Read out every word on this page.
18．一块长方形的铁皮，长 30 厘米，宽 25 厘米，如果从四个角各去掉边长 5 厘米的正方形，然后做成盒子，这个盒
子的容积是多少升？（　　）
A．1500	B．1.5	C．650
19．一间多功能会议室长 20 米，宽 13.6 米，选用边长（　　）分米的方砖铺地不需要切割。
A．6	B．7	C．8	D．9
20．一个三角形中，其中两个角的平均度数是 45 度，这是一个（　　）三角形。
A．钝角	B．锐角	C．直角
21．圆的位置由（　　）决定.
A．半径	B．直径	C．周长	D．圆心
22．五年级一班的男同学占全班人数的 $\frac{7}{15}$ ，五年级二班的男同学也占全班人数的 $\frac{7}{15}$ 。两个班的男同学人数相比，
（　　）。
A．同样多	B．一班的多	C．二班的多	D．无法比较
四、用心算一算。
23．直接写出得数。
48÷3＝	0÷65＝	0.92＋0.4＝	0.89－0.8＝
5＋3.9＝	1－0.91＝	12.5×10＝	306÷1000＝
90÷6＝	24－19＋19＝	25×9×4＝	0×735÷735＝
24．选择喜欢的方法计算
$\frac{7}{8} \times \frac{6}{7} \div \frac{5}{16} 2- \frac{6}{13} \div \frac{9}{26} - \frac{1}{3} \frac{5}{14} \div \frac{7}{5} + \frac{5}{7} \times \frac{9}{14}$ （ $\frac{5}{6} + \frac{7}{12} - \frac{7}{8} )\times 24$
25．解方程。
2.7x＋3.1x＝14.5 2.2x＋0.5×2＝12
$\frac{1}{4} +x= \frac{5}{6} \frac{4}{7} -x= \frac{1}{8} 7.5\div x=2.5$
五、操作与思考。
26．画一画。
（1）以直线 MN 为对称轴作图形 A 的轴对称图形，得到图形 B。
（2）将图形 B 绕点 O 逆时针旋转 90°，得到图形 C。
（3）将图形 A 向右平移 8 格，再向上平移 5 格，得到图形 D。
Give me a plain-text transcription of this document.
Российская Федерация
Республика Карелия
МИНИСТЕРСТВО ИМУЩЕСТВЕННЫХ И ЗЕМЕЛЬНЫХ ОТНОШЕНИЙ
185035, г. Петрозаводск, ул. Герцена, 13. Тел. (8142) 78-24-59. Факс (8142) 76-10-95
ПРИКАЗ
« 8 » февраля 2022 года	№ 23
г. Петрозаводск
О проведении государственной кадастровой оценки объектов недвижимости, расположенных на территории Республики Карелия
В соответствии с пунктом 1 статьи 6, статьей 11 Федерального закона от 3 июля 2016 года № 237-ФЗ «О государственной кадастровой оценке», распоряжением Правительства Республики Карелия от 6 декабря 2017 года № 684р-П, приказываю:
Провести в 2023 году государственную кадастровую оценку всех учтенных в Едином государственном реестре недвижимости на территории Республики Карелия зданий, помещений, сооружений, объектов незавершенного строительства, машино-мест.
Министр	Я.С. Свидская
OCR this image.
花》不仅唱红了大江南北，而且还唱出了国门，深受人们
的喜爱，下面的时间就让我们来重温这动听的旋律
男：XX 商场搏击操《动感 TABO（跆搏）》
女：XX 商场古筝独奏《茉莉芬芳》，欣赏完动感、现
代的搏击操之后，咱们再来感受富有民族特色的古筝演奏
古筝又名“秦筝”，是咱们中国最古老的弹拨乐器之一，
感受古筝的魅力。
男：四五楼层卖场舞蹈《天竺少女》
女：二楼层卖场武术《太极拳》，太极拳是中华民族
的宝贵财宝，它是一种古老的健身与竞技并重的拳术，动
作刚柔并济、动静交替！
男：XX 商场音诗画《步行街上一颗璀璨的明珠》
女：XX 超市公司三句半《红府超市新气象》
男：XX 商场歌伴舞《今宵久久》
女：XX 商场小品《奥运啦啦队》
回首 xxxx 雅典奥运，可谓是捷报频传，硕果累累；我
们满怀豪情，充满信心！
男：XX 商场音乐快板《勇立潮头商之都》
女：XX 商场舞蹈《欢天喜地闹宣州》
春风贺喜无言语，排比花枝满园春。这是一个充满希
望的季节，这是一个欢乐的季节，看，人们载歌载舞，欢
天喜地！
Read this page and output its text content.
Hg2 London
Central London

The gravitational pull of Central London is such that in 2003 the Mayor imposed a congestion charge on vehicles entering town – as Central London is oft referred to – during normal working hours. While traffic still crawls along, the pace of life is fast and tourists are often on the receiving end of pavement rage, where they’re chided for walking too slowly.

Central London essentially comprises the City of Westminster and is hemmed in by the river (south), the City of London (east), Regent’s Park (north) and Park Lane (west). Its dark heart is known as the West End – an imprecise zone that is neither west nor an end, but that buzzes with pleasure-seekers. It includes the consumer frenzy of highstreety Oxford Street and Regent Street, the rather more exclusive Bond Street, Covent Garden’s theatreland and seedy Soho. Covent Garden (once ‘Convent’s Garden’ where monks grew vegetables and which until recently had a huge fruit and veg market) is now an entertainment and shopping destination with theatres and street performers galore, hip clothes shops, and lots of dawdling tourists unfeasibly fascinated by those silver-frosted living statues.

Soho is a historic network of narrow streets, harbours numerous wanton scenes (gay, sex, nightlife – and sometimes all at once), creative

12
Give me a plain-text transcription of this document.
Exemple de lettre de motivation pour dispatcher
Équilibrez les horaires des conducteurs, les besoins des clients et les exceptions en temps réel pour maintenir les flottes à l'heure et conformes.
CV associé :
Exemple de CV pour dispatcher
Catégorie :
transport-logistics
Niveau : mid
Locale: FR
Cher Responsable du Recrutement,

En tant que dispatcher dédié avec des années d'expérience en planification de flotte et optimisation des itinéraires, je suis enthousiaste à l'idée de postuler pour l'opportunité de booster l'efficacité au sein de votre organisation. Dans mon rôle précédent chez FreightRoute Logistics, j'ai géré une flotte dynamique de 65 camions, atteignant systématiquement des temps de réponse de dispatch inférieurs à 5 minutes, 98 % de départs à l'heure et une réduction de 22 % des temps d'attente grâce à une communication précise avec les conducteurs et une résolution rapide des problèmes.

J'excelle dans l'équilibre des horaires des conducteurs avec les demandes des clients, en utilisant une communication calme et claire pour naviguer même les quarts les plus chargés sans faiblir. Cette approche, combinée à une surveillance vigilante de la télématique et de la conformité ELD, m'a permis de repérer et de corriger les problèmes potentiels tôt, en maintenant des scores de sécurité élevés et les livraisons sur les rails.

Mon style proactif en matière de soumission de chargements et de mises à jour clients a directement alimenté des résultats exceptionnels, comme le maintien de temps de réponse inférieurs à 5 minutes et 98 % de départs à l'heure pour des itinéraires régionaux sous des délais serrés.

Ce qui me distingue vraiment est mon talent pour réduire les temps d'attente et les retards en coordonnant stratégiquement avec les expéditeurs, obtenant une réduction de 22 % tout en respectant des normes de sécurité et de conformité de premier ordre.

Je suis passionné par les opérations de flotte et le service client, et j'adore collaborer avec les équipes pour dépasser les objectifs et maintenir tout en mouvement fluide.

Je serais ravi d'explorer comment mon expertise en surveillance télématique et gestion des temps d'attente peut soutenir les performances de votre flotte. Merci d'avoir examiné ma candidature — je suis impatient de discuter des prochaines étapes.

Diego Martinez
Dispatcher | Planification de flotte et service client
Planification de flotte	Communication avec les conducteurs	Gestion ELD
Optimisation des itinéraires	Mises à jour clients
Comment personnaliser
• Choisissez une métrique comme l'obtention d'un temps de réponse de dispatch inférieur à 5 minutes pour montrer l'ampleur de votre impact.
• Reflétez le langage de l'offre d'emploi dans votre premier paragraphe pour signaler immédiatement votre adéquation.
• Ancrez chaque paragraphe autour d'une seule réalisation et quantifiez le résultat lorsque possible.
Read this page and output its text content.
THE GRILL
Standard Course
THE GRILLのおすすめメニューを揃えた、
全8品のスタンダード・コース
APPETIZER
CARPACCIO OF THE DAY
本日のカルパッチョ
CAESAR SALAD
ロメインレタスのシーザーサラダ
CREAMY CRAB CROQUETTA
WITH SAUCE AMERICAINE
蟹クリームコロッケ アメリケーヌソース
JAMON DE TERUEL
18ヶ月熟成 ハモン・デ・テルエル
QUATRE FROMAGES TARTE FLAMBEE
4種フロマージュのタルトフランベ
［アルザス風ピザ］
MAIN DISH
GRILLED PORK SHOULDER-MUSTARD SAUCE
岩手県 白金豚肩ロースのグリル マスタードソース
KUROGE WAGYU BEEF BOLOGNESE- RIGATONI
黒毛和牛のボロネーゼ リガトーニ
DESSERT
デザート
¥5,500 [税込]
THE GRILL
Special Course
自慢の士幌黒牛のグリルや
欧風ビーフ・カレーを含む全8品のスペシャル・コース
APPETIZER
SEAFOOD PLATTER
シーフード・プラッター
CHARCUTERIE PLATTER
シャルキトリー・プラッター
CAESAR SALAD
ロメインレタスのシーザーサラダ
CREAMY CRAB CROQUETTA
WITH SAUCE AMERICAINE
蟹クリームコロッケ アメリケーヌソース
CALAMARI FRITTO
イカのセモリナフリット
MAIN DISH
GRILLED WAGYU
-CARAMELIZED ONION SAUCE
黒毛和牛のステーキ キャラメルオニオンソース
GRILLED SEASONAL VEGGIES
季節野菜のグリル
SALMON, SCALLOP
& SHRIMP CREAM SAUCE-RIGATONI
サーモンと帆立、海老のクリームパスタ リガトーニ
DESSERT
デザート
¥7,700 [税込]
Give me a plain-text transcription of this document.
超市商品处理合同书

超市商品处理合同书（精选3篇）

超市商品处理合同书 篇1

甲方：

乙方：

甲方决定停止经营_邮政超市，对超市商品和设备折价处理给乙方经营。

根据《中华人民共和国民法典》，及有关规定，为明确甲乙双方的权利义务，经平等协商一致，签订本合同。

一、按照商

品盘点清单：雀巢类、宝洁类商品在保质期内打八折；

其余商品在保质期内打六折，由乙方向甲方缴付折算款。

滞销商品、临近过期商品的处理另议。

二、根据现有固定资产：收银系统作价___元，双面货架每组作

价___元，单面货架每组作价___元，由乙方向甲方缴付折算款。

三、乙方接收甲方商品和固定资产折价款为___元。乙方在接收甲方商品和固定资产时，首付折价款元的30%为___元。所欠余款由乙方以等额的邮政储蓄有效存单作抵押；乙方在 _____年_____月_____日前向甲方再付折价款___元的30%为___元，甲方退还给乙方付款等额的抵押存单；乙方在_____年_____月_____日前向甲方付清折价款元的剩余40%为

▸ GIVEN PROBLEM:
Identify every line above with the string "paragraphe" in it. Copy those lines.

▸ FULL OUTPUT:
• Reflétez le langage de l'offre d'emploi dans votre premier paragraphe pour signaler immédiatement votre adéquation.
• Ancrez chaque paragraphe autour d'une seule réalisation et quantifiez le résultat lorsque possible.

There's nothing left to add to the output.